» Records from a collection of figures
··········

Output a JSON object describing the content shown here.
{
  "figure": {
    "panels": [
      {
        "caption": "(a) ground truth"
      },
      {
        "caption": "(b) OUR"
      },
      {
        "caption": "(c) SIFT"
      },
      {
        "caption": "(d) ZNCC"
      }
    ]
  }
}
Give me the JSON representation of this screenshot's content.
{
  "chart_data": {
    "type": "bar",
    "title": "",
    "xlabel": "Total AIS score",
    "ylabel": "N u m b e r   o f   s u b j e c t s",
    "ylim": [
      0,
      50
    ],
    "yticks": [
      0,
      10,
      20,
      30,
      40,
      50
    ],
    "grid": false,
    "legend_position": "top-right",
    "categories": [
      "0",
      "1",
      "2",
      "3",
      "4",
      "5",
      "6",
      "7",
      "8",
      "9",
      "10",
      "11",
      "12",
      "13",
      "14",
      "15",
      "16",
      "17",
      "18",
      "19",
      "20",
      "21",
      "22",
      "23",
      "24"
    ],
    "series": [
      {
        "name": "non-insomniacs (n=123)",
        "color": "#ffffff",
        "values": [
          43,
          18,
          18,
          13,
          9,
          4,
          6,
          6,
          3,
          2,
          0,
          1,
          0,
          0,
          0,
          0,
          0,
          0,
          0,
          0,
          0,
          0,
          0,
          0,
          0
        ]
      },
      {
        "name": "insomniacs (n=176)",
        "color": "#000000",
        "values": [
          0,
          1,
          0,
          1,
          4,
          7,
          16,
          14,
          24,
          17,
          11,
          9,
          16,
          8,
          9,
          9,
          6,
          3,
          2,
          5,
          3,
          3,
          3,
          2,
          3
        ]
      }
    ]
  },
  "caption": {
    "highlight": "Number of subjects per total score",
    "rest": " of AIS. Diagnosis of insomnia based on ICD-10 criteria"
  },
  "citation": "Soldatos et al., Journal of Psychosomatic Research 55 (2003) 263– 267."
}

··········

» TASK REQUIREMENTS
Each line of the material above needs to be quoted exactly, please.

» RESPONSE
Output a JSON object describing the content shown here.
{
  "figure": {
    "panels": [
      {
        "caption": "(a) ground truth"
      },
      {
        "caption": "(b) OUR"
      },
      {
        "caption": "(c) SIFT"
      },
      {
        "caption": "(d) ZNCC"
      }
    ]
  }
}
Give me the JSON representation of this screenshot's content.
{
  "chart_data": {
    "type": "bar",
    "title": "",
    "xlabel": "Total AIS score",
    "ylabel": "N u m b e r   o f   s u b j e c t s",
    "ylim": [
      0,
      50
    ],
    "yticks": [
      0,
      10,
      20,
      30,
      40,
      50
    ],
    "grid": false,
    "legend_position": "top-right",
    "categories": [
      "0",
      "1",
      "2",
      "3",
      "4",
      "5",
      "6",
      "7",
      "8",
      "9",
      "10",
      "11",
      "12",
      "13",
      "14",
      "15",
      "16",
      "17",
      "18",
      "19",
      "20",
      "21",
      "22",
      "23",
      "24"
    ],
    "series": [
      {
        "name": "non-insomniacs (n=123)",
        "color": "#ffffff",
        "values": [
          43,
          18,
          18,
          13,
          9,
          4,
          6,
          6,
          3,
          2,
          0,
          1,
          0,
          0,
          0,
          0,
          0,
          0,
          0,
          0,
          0,
          0,
          0,
          0,
          0
        ]
      },
      {
        "name": "insomniacs (n=176)",
        "color": "#000000",
        "values": [
          0,
          1,
          0,
          1,
          4,
          7,
          16,
          14,
          24,
          17,
          11,
          9,
          16,
          8,
          9,
          9,
          6,
          3,
          2,
          5,
          3,
          3,
          3,
          2,
          3
        ]
      }
    ]
  },
  "caption": {
    "highlight": "Number of subjects per total score",
    "rest": " of AIS. Diagnosis of insomnia based on ICD-10 criteria"
  },
  "citation": "Soldatos et al., Journal of Psychosomatic Research 55 (2003) 263– 267."
}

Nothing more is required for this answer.